(Entries with figure data)
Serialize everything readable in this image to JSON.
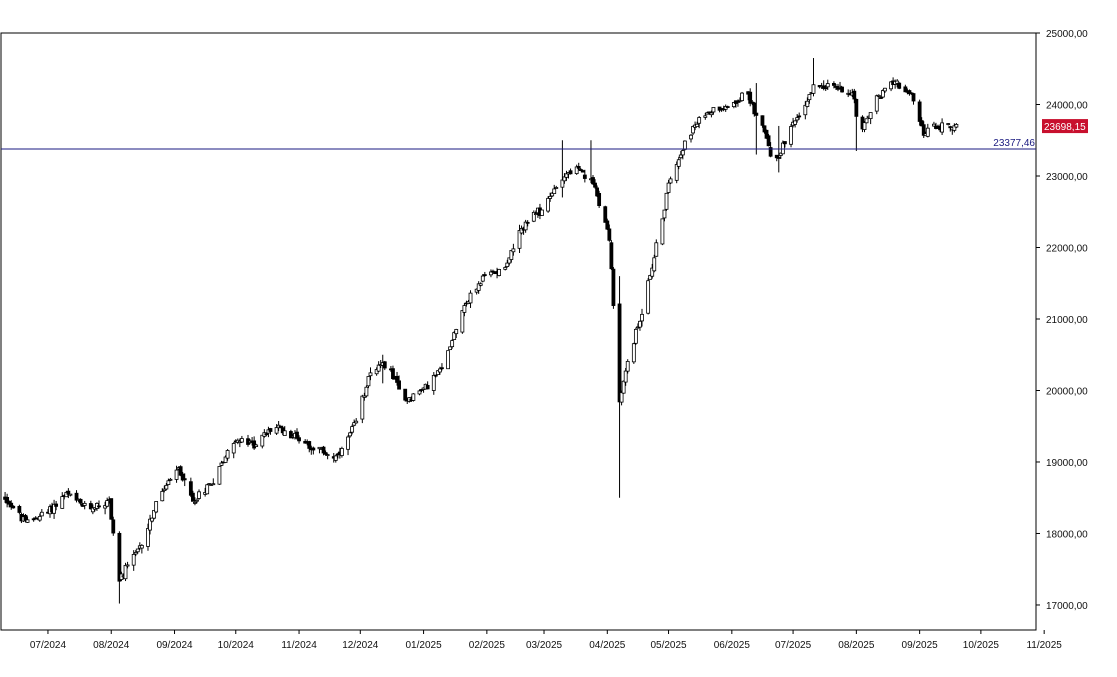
{
  "chart_data": {
    "type": "candlestick",
    "title": "",
    "xlabel": "",
    "ylabel": "",
    "ylim": [
      16650,
      25000
    ],
    "y_ticks": [
      "25000,00",
      "24000,00",
      "23000,00",
      "22000,00",
      "21000,00",
      "20000,00",
      "19000,00",
      "18000,00",
      "17000,00"
    ],
    "x_ticks": [
      "07/2024",
      "08/2024",
      "09/2024",
      "10/2024",
      "11/2024",
      "12/2024",
      "01/2025",
      "02/2025",
      "03/2025",
      "04/2025",
      "05/2025",
      "06/2025",
      "07/2025",
      "08/2025",
      "09/2025",
      "10/2025",
      "11/2025"
    ],
    "x_range": [
      "2024-06-08",
      "2025-10-28"
    ],
    "grid": false,
    "reference_line": {
      "value": 23377.46,
      "label": "23377,46",
      "color": "#1a1a80"
    },
    "last_value": {
      "value": 23698.15,
      "label": "23698,15",
      "color": "#c8102e"
    },
    "candle_color": "#000000",
    "close_path": [
      [
        "2024-06-10",
        18500
      ],
      [
        "2024-06-20",
        18150
      ],
      [
        "2024-07-01",
        18300
      ],
      [
        "2024-07-10",
        18550
      ],
      [
        "2024-07-20",
        18350
      ],
      [
        "2024-07-31",
        18450
      ],
      [
        "2024-08-05",
        17350
      ],
      [
        "2024-08-15",
        17800
      ],
      [
        "2024-08-25",
        18550
      ],
      [
        "2024-09-03",
        18900
      ],
      [
        "2024-09-10",
        18450
      ],
      [
        "2024-09-20",
        18750
      ],
      [
        "2024-09-30",
        19300
      ],
      [
        "2024-10-10",
        19250
      ],
      [
        "2024-10-20",
        19500
      ],
      [
        "2024-10-31",
        19350
      ],
      [
        "2024-11-08",
        19200
      ],
      [
        "2024-11-20",
        19050
      ],
      [
        "2024-11-29",
        19550
      ],
      [
        "2024-12-06",
        20300
      ],
      [
        "2024-12-15",
        20350
      ],
      [
        "2024-12-22",
        19850
      ],
      [
        "2024-12-31",
        20000
      ],
      [
        "2025-01-10",
        20300
      ],
      [
        "2025-01-20",
        21150
      ],
      [
        "2025-01-31",
        21600
      ],
      [
        "2025-02-10",
        21750
      ],
      [
        "2025-02-20",
        22350
      ],
      [
        "2025-03-01",
        22550
      ],
      [
        "2025-03-10",
        23000
      ],
      [
        "2025-03-17",
        23100
      ],
      [
        "2025-03-26",
        22850
      ],
      [
        "2025-04-02",
        22150
      ],
      [
        "2025-04-07",
        19800
      ],
      [
        "2025-04-11",
        20400
      ],
      [
        "2025-04-17",
        21000
      ],
      [
        "2025-04-25",
        22000
      ],
      [
        "2025-05-02",
        23000
      ],
      [
        "2025-05-10",
        23550
      ],
      [
        "2025-05-20",
        23900
      ],
      [
        "2025-05-31",
        24000
      ],
      [
        "2025-06-08",
        24150
      ],
      [
        "2025-06-16",
        23700
      ],
      [
        "2025-06-22",
        23150
      ],
      [
        "2025-06-28",
        23550
      ],
      [
        "2025-07-05",
        23900
      ],
      [
        "2025-07-12",
        24300
      ],
      [
        "2025-07-20",
        24250
      ],
      [
        "2025-07-31",
        24150
      ],
      [
        "2025-08-02",
        23500
      ],
      [
        "2025-08-10",
        24050
      ],
      [
        "2025-08-20",
        24350
      ],
      [
        "2025-08-28",
        24100
      ],
      [
        "2025-09-03",
        23600
      ],
      [
        "2025-09-10",
        23700
      ],
      [
        "2025-09-19",
        23698
      ]
    ],
    "wicks": [
      [
        "2024-08-05",
        17020,
        17600
      ],
      [
        "2025-04-07",
        18500,
        21600
      ],
      [
        "2025-03-10",
        22700,
        23500
      ],
      [
        "2025-03-24",
        22900,
        23500
      ],
      [
        "2025-06-13",
        23300,
        24300
      ],
      [
        "2025-08-01",
        23350,
        24000
      ],
      [
        "2025-06-24",
        23050,
        23700
      ],
      [
        "2025-07-11",
        24300,
        24650
      ],
      [
        "2024-12-12",
        20100,
        20500
      ]
    ]
  }
}
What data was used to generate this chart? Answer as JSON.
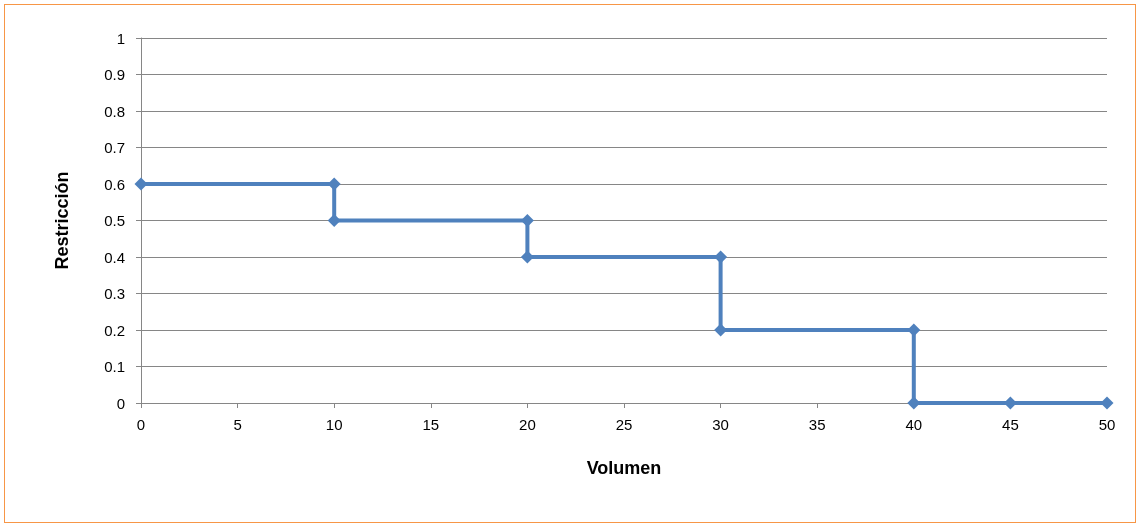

- SHORT TASK -
Take the listing above and restate it word for word, without its pictures.

- OUTPUT OF THE EXERCISE -
Serialize everything readable in this image to JSON.
{
  "chart_data": {
    "type": "candlestick",
    "title": "",
    "xlabel": "",
    "ylabel": "",
    "ylim": [
      16650,
      25000
    ],
    "y_ticks": [
      "25000,00",
      "24000,00",
      "23000,00",
      "22000,00",
      "21000,00",
      "20000,00",
      "19000,00",
      "18000,00",
      "17000,00"
    ],
    "x_ticks": [
      "07/2024",
      "08/2024",
      "09/2024",
      "10/2024",
      "11/2024",
      "12/2024",
      "01/2025",
      "02/2025",
      "03/2025",
      "04/2025",
      "05/2025",
      "06/2025",
      "07/2025",
      "08/2025",
      "09/2025",
      "10/2025",
      "11/2025"
    ],
    "x_range": [
      "2024-06-08",
      "2025-10-28"
    ],
    "grid": false,
    "reference_line": {
      "value": 23377.46,
      "label": "23377,46",
      "color": "#1a1a80"
    },
    "last_value": {
      "value": 23698.15,
      "label": "23698,15",
      "color": "#c8102e"
    },
    "candle_color": "#000000",
    "close_path": [
      [
        "2024-06-10",
        18500
      ],
      [
        "2024-06-20",
        18150
      ],
      [
        "2024-07-01",
        18300
      ],
      [
        "2024-07-10",
        18550
      ],
      [
        "2024-07-20",
        18350
      ],
      [
        "2024-07-31",
        18450
      ],
      [
        "2024-08-05",
        17350
      ],
      [
        "2024-08-15",
        17800
      ],
      [
        "2024-08-25",
        18550
      ],
      [
        "2024-09-03",
        18900
      ],
      [
        "2024-09-10",
        18450
      ],
      [
        "2024-09-20",
        18750
      ],
      [
        "2024-09-30",
        19300
      ],
      [
        "2024-10-10",
        19250
      ],
      [
        "2024-10-20",
        19500
      ],
      [
        "2024-10-31",
        19350
      ],
      [
        "2024-11-08",
        19200
      ],
      [
        "2024-11-20",
        19050
      ],
      [
        "2024-11-29",
        19550
      ],
      [
        "2024-12-06",
        20300
      ],
      [
        "2024-12-15",
        20350
      ],
      [
        "2024-12-22",
        19850
      ],
      [
        "2024-12-31",
        20000
      ],
      [
        "2025-01-10",
        20300
      ],
      [
        "2025-01-20",
        21150
      ],
      [
        "2025-01-31",
        21600
      ],
      [
        "2025-02-10",
        21750
      ],
      [
        "2025-02-20",
        22350
      ],
      [
        "2025-03-01",
        22550
      ],
      [
        "2025-03-10",
        23000
      ],
      [
        "2025-03-17",
        23100
      ],
      [
        "2025-03-26",
        22850
      ],
      [
        "2025-04-02",
        22150
      ],
      [
        "2025-04-07",
        19800
      ],
      [
        "2025-04-11",
        20400
      ],
      [
        "2025-04-17",
        21000
      ],
      [
        "2025-04-25",
        22000
      ],
      [
        "2025-05-02",
        23000
      ],
      [
        "2025-05-10",
        23550
      ],
      [
        "2025-05-20",
        23900
      ],
      [
        "2025-05-31",
        24000
      ],
      [
        "2025-06-08",
        24150
      ],
      [
        "2025-06-16",
        23700
      ],
      [
        "2025-06-22",
        23150
      ],
      [
        "2025-06-28",
        23550
      ],
      [
        "2025-07-05",
        23900
      ],
      [
        "2025-07-12",
        24300
      ],
      [
        "2025-07-20",
        24250
      ],
      [
        "2025-07-31",
        24150
      ],
      [
        "2025-08-02",
        23500
      ],
      [
        "2025-08-10",
        24050
      ],
      [
        "2025-08-20",
        24350
      ],
      [
        "2025-08-28",
        24100
      ],
      [
        "2025-09-03",
        23600
      ],
      [
        "2025-09-10",
        23700
      ],
      [
        "2025-09-19",
        23698
      ]
    ],
    "wicks": [
      [
        "2024-08-05",
        17020,
        17600
      ],
      [
        "2025-04-07",
        18500,
        21600
      ],
      [
        "2025-03-10",
        22700,
        23500
      ],
      [
        "2025-03-24",
        22900,
        23500
      ],
      [
        "2025-06-13",
        23300,
        24300
      ],
      [
        "2025-08-01",
        23350,
        24000
      ],
      [
        "2025-06-24",
        23050,
        23700
      ],
      [
        "2025-07-11",
        24300,
        24650
      ],
      [
        "2024-12-12",
        20100,
        20500
      ]
    ]
  }
}
What data was used to generate this chart? Answer as JSON.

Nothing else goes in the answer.